Start of EXCERPTED TEXT

Upon liquidation of the Company in the event an initial business combination is not consummated during the required period as identified in the Company’s Amended and Restated Memorandum and Articles of Association, the Right shall expire and be worthless. The holder of a Right shall have no right or interest of any kind in the Company’s trust account (as defined in the Prospectus).

 

Upon due presentment for registration of transfer of the Right Certificate at the office or agency of Continental Stock Transfer & Trust Company, the Right Agent, a new Right Certificate or Right Certificates of like tenor and evidencing in the aggregate a like number of Rights shall be issued to the transferee in exchange for this Right Certificate, without charge except for any applicable tax or other governmental charge. The Company shall not issue fractional shares upon exchange of Rights. The Company reserves the right to deal with any fractional entitlement at the relevant time in any manner (as provided in the Rights Agreement).

 

The Company and the Right Agent may deem and treat the registered holder as the absolute owner of this Right Certificate (notwithstanding any notation of ownership or other writing hereon made by anyone), for the purpose of any conversion hereof, of any distribution to the registered holder, and for all other purposes, and neither the Company nor the Right Agent shall be affected by any notice to the contrary.

 

This Right does not entitle the registered holder to any of the rights of a shareholder of the Company.

End of EXCERPTED TEXT
Start of MATERIAL PROVIDED

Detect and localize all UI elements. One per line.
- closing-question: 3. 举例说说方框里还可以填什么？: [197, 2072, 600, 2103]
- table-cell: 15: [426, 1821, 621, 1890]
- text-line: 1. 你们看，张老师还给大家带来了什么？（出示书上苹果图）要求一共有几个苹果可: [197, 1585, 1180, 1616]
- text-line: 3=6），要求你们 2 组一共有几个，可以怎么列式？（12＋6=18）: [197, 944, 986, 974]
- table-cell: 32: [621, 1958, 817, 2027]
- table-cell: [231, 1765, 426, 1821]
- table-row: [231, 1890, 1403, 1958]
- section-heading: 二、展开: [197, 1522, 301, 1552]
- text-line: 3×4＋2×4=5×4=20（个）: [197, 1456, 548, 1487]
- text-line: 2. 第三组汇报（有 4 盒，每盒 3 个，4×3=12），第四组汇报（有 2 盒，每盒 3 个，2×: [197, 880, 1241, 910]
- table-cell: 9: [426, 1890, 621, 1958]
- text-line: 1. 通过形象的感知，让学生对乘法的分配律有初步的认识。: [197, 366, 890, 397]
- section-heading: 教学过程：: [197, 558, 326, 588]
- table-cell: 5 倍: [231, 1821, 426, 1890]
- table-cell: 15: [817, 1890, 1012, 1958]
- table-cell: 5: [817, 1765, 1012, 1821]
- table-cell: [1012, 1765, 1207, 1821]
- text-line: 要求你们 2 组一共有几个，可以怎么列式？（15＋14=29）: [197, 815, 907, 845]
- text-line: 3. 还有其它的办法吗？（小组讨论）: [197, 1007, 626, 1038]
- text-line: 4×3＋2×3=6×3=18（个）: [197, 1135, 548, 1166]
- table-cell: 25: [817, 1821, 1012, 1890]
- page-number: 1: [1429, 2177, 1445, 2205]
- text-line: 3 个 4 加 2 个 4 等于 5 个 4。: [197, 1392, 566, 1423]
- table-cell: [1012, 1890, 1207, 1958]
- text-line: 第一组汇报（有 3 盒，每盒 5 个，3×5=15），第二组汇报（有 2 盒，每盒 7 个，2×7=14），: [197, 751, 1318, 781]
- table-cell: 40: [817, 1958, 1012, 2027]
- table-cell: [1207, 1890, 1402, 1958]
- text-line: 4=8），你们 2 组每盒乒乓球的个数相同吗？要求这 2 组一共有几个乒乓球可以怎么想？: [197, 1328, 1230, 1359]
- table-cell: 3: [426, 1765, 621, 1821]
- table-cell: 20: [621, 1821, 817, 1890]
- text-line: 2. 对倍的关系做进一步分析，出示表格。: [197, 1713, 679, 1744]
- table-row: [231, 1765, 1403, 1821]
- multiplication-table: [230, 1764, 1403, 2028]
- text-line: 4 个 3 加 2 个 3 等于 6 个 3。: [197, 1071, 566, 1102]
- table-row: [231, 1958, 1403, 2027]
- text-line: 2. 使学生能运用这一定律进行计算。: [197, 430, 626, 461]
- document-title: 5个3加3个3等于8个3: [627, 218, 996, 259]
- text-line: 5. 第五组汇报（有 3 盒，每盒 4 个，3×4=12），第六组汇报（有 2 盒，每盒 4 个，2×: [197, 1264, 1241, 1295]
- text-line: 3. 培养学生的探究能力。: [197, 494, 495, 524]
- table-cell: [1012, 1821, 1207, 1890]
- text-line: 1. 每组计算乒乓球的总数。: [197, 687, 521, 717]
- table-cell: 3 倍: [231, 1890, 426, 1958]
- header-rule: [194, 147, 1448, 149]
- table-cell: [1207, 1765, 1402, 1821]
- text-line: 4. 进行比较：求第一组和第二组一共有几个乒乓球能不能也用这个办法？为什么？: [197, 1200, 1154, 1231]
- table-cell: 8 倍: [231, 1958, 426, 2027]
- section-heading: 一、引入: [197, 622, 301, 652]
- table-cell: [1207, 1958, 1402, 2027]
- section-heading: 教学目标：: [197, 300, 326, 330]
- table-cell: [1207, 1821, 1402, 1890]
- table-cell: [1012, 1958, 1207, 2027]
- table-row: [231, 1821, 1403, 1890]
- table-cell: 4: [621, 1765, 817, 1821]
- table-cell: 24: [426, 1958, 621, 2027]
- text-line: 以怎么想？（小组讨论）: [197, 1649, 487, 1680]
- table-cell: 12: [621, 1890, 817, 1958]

End of MATERIAL PROVIDED

# TASKS TO COMPLETE
• a. According to the rights certificate text, which company acts as the Right Agent?
• b. Please extend the rights certificate text past its final sentence.

# ANSWER SECTION
• a. Continental Stock Transfer & Trust Company

• b.
Dated:    
     
SEAL
CHAIRMAN 2014 CHIEF EXECUTIVE OFFICER

 

 

 

The following abbreviations, when used in the inscription on the face of this certificate, shall be construed as though they were written out in full according to applicable laws or regulations: 

TEN COM – as tenants in common UNIF GIFT MIN ACT - _____ Custodian ______
TEN ENT – as tenants by the entireties   (Cust)                    (Minor)
JT TEN – as joint tenants with right of survivorship and not as tenants in common   under Uniform Gifts to Minors Act ______________
      (State)

Additional Abbreviations may also be used though not in the above list.

 

DT Asia Investments Limited

 

The Company will furnish without charge to each securityholder who so requests the powers, designations, preferences and relative, participating, optional or other special rights of each class of stock or series thereof of the Company and the qualifications, limitations, or restrictions of such preferences and/or rights. This certificate and the rights represented thereby are issued and shall be held subject to all the provisions of the Memorandum and Articles of Association and all amendments thereto and resolutions of the Board of Directors providing for the issue of Preferred Shares (copies of which may be obtained from the secretary of the Company), to all of which the holder of this certificate by acceptance hereof assents.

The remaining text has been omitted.